» Data section
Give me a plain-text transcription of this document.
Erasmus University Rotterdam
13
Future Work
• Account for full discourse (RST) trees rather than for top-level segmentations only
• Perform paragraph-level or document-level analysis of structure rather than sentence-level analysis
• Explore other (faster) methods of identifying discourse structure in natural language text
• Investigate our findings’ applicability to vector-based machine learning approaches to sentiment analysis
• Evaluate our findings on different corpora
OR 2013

» Set task
Copy out the data shown above without altering anything.

» Exercise result
Give me a plain-text transcription of this document.
Erasmus University Rotterdam
13
Future Work
• Account for full discourse (RST) trees rather than for top-level segmentations only
• Perform paragraph-level or document-level analysis of structure rather than sentence-level analysis
• Explore other (faster) methods of identifying discourse structure in natural language text
• Investigate our findings’ applicability to vector-based machine learning approaches to sentiment analysis
• Evaluate our findings on different corpora
OR 2013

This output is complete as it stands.